=== MATERIAL SUPPLIED ===
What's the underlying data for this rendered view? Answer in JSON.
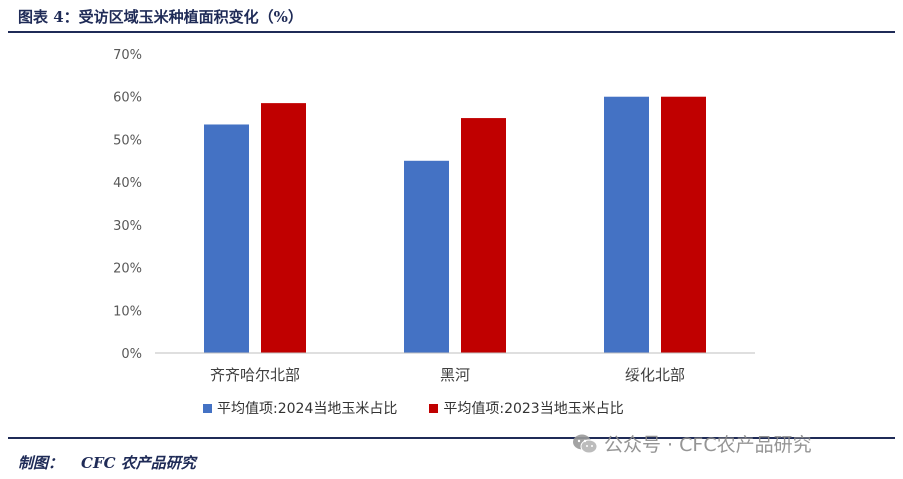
{
  "header": {
    "title": "图表 4：受访区域玉米种植面积变化（%）"
  },
  "chart_data": {
    "type": "bar",
    "categories": [
      "齐齐哈尔北部",
      "黑河",
      "绥化北部"
    ],
    "series": [
      {
        "name": "平均值项:2024当地玉米占比",
        "color": "#4472c4",
        "values": [
          53.5,
          45,
          60
        ]
      },
      {
        "name": "平均值项:2023当地玉米占比",
        "color": "#c00000",
        "values": [
          58.5,
          55,
          60
        ]
      }
    ],
    "ylim": [
      0,
      70
    ],
    "yticks": [
      "0%",
      "10%",
      "20%",
      "30%",
      "40%",
      "50%",
      "60%",
      "70%"
    ],
    "grid": false,
    "legend_position": "bottom"
  },
  "footer": {
    "label": "制图：",
    "source": "CFC 农产品研究"
  },
  "watermark": {
    "text": "公众号 · CFC农产品研究"
  }
}
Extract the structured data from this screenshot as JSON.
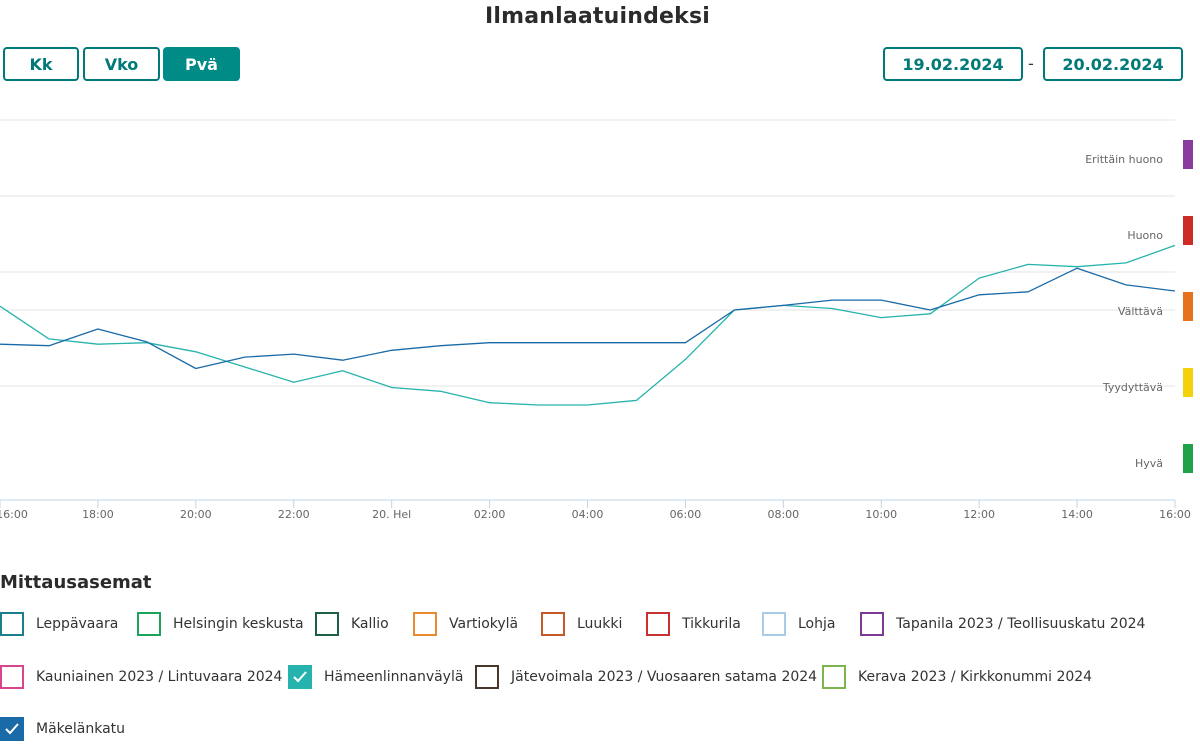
{
  "title": "Ilmanlaatuindeksi",
  "range_buttons": [
    {
      "label": "Kk",
      "active": false
    },
    {
      "label": "Vko",
      "active": false
    },
    {
      "label": "Pvä",
      "active": true
    }
  ],
  "date_from": "19.02.2024",
  "date_separator": "-",
  "date_to": "20.02.2024",
  "colors": {
    "accent": "#008b87",
    "series_hameenlinnanvayla": "#27b3ad",
    "series_makelankatu": "#1a6aa7",
    "grid": "#e3e3e3",
    "axis": "#bcd6ea"
  },
  "chart_data": {
    "type": "line",
    "x_tick_labels": [
      "16:00",
      "18:00",
      "20:00",
      "22:00",
      "20. Hel",
      "02:00",
      "04:00",
      "06:00",
      "08:00",
      "10:00",
      "12:00",
      "14:00",
      "16:00"
    ],
    "x_hours": [
      0,
      1,
      2,
      3,
      4,
      5,
      6,
      7,
      8,
      9,
      10,
      11,
      12,
      13,
      14,
      15,
      16,
      17,
      18,
      19,
      20,
      21,
      22,
      23,
      24
    ],
    "ylim": [
      0.5,
      5.5
    ],
    "y_levels": [
      {
        "label": "Hyvä",
        "value": 1,
        "color": "#1fa24a"
      },
      {
        "label": "Tyydyttävä",
        "value": 2,
        "color": "#f3d20b"
      },
      {
        "label": "Välttävä",
        "value": 3,
        "color": "#e6731b"
      },
      {
        "label": "Huono",
        "value": 4,
        "color": "#cc2b26"
      },
      {
        "label": "Erittäin huono",
        "value": 5,
        "color": "#8a3b9e"
      }
    ],
    "grid": true,
    "series": [
      {
        "name": "Hämeenlinnanväylä",
        "color": "#27b3ad",
        "values": [
          3.05,
          2.62,
          2.55,
          2.57,
          2.45,
          2.25,
          2.05,
          2.2,
          1.98,
          1.93,
          1.78,
          1.75,
          1.75,
          1.81,
          2.35,
          3.0,
          3.06,
          3.02,
          2.9,
          2.95,
          3.42,
          3.6,
          3.57,
          3.62,
          3.85
        ]
      },
      {
        "name": "Mäkelänkatu",
        "color": "#1a6aa7",
        "values": [
          2.55,
          2.53,
          2.75,
          2.58,
          2.23,
          2.38,
          2.42,
          2.34,
          2.47,
          2.53,
          2.57,
          2.57,
          2.57,
          2.57,
          2.57,
          3.0,
          3.06,
          3.13,
          3.13,
          3.0,
          3.2,
          3.24,
          3.55,
          3.33,
          3.25
        ]
      }
    ]
  },
  "legend": {
    "title": "Mittausasemat",
    "items": [
      {
        "label": "Leppävaara",
        "color": "#1a7f8c",
        "checked": false
      },
      {
        "label": "Helsingin keskusta",
        "color": "#1aa35a",
        "checked": false
      },
      {
        "label": "Kallio",
        "color": "#1f5f43",
        "checked": false
      },
      {
        "label": "Vartiokylä",
        "color": "#e88a2d",
        "checked": false
      },
      {
        "label": "Luukki",
        "color": "#c65a26",
        "checked": false
      },
      {
        "label": "Tikkurila",
        "color": "#c93232",
        "checked": false
      },
      {
        "label": "Lohja",
        "color": "#a9cbe6",
        "checked": false
      },
      {
        "label": "Tapanila 2023 / Teollisuuskatu 2024",
        "color": "#7b3b93",
        "checked": false
      },
      {
        "label": "Kauniainen 2023 / Lintuvaara 2024",
        "color": "#d9468f",
        "checked": false
      },
      {
        "label": "Hämeenlinnanväylä",
        "color": "#27b3ad",
        "checked": true
      },
      {
        "label": "Jätevoimala 2023 / Vuosaaren satama 2024",
        "color": "#4a3629",
        "checked": false
      },
      {
        "label": "Kerava 2023 / Kirkkonummi 2024",
        "color": "#7bb451",
        "checked": false
      },
      {
        "label": "Mäkelänkatu",
        "color": "#1a6aa7",
        "checked": true
      }
    ]
  }
}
===
• [WRITTEN EXERCISE]
Show all lines from the data above in which the word "this" appears.

• [RESULT]
What's the underlying data for this rendered view? Answer in JSON.
Extract the structured data from this screenshot as JSON.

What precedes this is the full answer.